TASK GOAL
Search the records for the word "СССР" and pick out every line that has it.

— START OF INFORMATION SUPPLIED —

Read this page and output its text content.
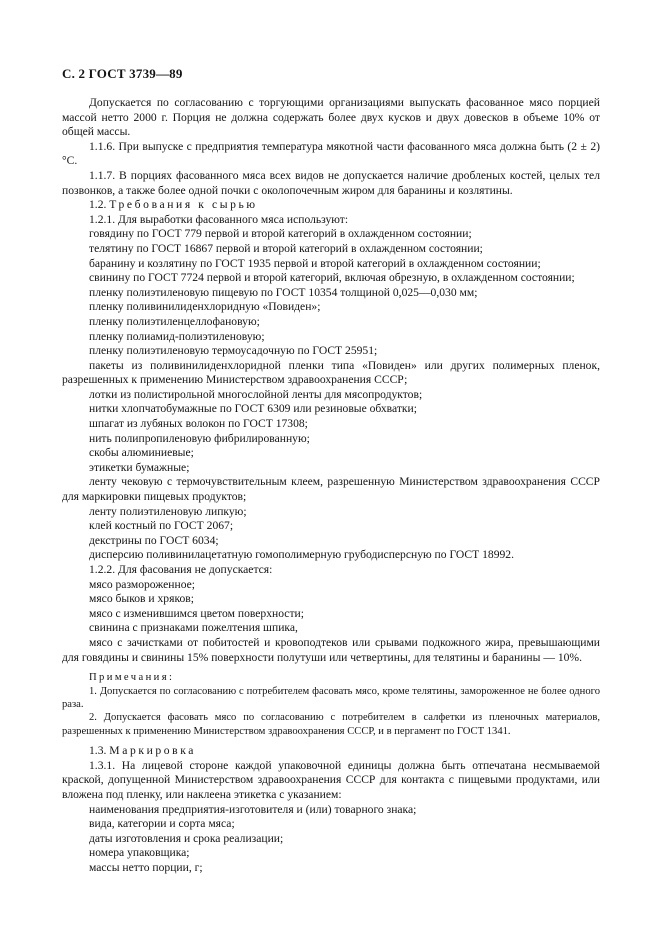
С. 2 ГОСТ 3739—89

Допускается по согласованию с торгующими организациями выпускать фасованное мясо порцией массой нетто 2000 г. Порция не должна содержать более двух кусков и двух довесков в объеме 10% от общей массы.

1.1.6. При выпуске с предприятия температура мякотной части фасованного мяса должна быть (2 ± 2)°С.

1.1.7. В порциях фасованного мяса всех видов не допускается наличие дробленых костей, целых тел позвонков, а также более одной почки с околопочечным жиром для баранины и козлятины.

1.2. Требования к сырью
1.2.1. Для выработки фасованного мяса используют:
говядину по ГОСТ 779 первой и второй категорий в охлажденном состоянии;
телятину по ГОСТ 16867 первой и второй категорий в охлажденном состоянии;
баранину и козлятину по ГОСТ 1935 первой и второй категорий в охлажденном состоянии;

свинину по ГОСТ 7724 первой и второй категорий, включая обрезную, в охлажденном состоянии;

пленку полиэтиленовую пищевую по ГОСТ 10354 толщиной 0,025—0,030 мм;
пленку поливинилиденхлоридную «Повиден»;
пленку полиэтиленцеллофановую;
пленку полиамид-полиэтиленовую;
пленку полиэтиленовую термоусадочную по ГОСТ 25951;

пакеты из поливинилиденхлоридной пленки типа «Повиден» или других полимерных пленок, разрешенных к применению Министерством здравоохранения СССР;

лотки из полистирольной многослойной ленты для мясопродуктов;
нитки хлопчатобумажные по ГОСТ 6309 или резиновые обхватки;
шпагат из лубяных волокон по ГОСТ 17308;
нить полипропиленовую фибрилированную;
скобы алюминиевые;
этикетки бумажные;

ленту чековую с термочувствительным клеем, разрешенную Министерством здравоохранения СССР для маркировки пищевых продуктов;

ленту полиэтиленовую липкую;
клей костный по ГОСТ 2067;
декстрины по ГОСТ 6034;
дисперсию поливинилацетатную гомополимерную грубодисперсную по ГОСТ 18992.
1.2.2. Для фасования не допускается:
мясо размороженное;
мясо быков и хряков;
мясо с изменившимся цветом поверхности;
свинина с признаками пожелтения шпика,

мясо с зачистками от побитостей и кровоподтеков или срывами подкожного жира, превышающими для говядины и свинины 15% поверхности полутуши или четвертины, для телятины и баранины — 10%.

Примечания:

1. Допускается по согласованию с потребителем фасовать мясо, кроме телятины, замороженное не более одного раза.

2. Допускается фасовать мясо по согласованию с потребителем в салфетки из пленочных материалов, разрешенных к применению Министерством здравоохранения СССР, и в пергамент по ГОСТ 1341.

1.3. Маркировка

1.3.1. На лицевой стороне каждой упаковочной единицы должна быть отпечатана несмываемой краской, допущенной Министерством здравоохранения СССР для контакта с пищевыми продуктами, или вложена под пленку, или наклеена этикетка с указанием:

наименования предприятия-изготовителя и (или) товарного знака;
вида, категории и сорта мяса;
даты изготовления и срока реализации;
номера упаковщика;
массы нетто порции, г;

— END OF INFORMATION SUPPLIED —

CORRECT RESPONSE
пакеты из поливинилиденхлоридной пленки типа «Повиден» или других полимерных пленок, разрешенных к применению Министерством здравоохранения СССР;
ленту чековую с термочувствительным клеем, разрешенную Министерством здравоохранения СССР для маркировки пищевых продуктов;
2. Допускается фасовать мясо по согласованию с потребителем в салфетки из пленочных материалов, разрешенных к применению Министерством здравоохранения СССР, и в пергамент по ГОСТ 1341.
1.3.1. На лицевой стороне каждой упаковочной единицы должна быть отпечатана несмываемой краской, допущенной Министерством здравоохранения СССР для контакта с пищевыми продуктами, или вложена под пленку, или наклеена этикетка с указанием:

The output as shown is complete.